* **What the task requires**
Among the lines below, list those containing the string "CLOSE".

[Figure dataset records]
══════════

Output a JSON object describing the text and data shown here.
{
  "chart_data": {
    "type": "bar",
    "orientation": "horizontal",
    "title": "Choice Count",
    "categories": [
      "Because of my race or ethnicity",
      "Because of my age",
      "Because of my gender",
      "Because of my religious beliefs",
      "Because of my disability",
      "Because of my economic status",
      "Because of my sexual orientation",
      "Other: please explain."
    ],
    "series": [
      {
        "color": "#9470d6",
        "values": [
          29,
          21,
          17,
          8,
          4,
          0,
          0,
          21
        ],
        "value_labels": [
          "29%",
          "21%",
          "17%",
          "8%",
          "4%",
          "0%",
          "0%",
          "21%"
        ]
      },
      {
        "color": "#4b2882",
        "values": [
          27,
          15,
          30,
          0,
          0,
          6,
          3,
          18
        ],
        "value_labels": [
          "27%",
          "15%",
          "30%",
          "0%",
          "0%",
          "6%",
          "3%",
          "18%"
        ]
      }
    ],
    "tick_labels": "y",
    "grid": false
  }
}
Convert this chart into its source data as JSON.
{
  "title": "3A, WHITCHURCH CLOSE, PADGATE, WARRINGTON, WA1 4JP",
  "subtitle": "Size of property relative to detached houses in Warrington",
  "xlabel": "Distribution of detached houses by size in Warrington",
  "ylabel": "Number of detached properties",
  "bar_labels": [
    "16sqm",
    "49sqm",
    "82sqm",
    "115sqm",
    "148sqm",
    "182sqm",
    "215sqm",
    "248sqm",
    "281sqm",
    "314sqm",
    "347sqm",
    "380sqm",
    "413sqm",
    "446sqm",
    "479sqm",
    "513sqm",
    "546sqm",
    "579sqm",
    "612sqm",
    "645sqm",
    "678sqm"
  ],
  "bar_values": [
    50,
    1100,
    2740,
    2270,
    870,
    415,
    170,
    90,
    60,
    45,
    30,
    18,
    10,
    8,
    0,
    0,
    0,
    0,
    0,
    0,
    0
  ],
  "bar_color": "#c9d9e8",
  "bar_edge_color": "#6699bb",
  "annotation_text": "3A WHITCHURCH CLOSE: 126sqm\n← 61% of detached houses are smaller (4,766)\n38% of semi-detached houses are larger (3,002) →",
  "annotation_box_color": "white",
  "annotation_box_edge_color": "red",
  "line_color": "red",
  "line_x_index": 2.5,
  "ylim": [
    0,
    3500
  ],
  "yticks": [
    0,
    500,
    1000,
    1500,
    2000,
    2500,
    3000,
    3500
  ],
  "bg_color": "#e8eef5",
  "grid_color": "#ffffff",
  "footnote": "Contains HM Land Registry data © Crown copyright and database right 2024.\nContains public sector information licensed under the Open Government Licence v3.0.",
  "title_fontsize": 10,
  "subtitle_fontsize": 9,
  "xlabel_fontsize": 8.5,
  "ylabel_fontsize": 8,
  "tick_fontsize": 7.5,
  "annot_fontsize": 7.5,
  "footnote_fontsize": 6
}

══════════

* **Output**
  "title": "3A, WHITCHURCH CLOSE, PADGATE, WARRINGTON, WA1 4JP",
  "annotation_text": "3A WHITCHURCH CLOSE: 126sqm\n← 61% of detached houses are smaller (4,766)\n38% of semi-detached houses are larger (3,002) →",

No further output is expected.